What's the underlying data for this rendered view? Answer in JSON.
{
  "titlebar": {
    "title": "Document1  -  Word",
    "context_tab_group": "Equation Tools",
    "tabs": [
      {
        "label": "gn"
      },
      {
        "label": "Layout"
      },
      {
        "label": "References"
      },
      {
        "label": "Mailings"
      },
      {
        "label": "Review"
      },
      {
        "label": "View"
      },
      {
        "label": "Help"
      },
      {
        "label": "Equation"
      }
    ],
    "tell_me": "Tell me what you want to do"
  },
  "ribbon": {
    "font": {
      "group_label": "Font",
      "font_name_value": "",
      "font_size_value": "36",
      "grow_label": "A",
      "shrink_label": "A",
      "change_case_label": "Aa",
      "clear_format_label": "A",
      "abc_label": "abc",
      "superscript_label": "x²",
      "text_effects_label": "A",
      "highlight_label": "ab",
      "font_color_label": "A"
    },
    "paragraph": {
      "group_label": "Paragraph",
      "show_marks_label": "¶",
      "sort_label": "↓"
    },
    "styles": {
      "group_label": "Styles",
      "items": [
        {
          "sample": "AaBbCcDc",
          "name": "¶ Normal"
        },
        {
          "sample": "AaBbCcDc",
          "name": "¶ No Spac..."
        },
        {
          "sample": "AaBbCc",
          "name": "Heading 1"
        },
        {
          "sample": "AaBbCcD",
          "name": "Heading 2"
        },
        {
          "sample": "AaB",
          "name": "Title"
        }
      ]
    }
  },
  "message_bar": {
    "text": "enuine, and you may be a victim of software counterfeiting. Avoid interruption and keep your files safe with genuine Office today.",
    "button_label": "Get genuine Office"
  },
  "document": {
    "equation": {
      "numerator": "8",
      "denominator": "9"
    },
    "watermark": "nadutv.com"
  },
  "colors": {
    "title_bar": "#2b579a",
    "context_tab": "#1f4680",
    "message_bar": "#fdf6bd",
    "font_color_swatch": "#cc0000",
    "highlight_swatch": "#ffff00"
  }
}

■ ■ ■ ■ ■ ■ ■

→ **Aim**
Exactly reproduce all of the entries.

→ **Reply**
What's the underlying data for this rendered view? Answer in JSON.
{
  "titlebar": {
    "title": "Document1  -  Word",
    "context_tab_group": "Equation Tools",
    "tabs": [
      {
        "label": "gn"
      },
      {
        "label": "Layout"
      },
      {
        "label": "References"
      },
      {
        "label": "Mailings"
      },
      {
        "label": "Review"
      },
      {
        "label": "View"
      },
      {
        "label": "Help"
      },
      {
        "label": "Equation"
      }
    ],
    "tell_me": "Tell me what you want to do"
  },
  "ribbon": {
    "font": {
      "group_label": "Font",
      "font_name_value": "",
      "font_size_value": "36",
      "grow_label": "A",
      "shrink_label": "A",
      "change_case_label": "Aa",
      "clear_format_label": "A",
      "abc_label": "abc",
      "superscript_label": "x²",
      "text_effects_label": "A",
      "highlight_label": "ab",
      "font_color_label": "A"
    },
    "paragraph": {
      "group_label": "Paragraph",
      "show_marks_label": "¶",
      "sort_label": "↓"
    },
    "styles": {
      "group_label": "Styles",
      "items": [
        {
          "sample": "AaBbCcDc",
          "name": "¶ Normal"
        },
        {
          "sample": "AaBbCcDc",
          "name": "¶ No Spac..."
        },
        {
          "sample": "AaBbCc",
          "name": "Heading 1"
        },
        {
          "sample": "AaBbCcD",
          "name": "Heading 2"
        },
        {
          "sample": "AaB",
          "name": "Title"
        }
      ]
    }
  },
  "message_bar": {
    "text": "enuine, and you may be a victim of software counterfeiting. Avoid interruption and keep your files safe with genuine Office today.",
    "button_label": "Get genuine Office"
  },
  "document": {
    "equation": {
      "numerator": "8",
      "denominator": "9"
    },
    "watermark": "nadutv.com"
  },
  "colors": {
    "title_bar": "#2b579a",
    "context_tab": "#1f4680",
    "message_bar": "#fdf6bd",
    "font_color_swatch": "#cc0000",
    "highlight_swatch": "#ffff00"
  }
}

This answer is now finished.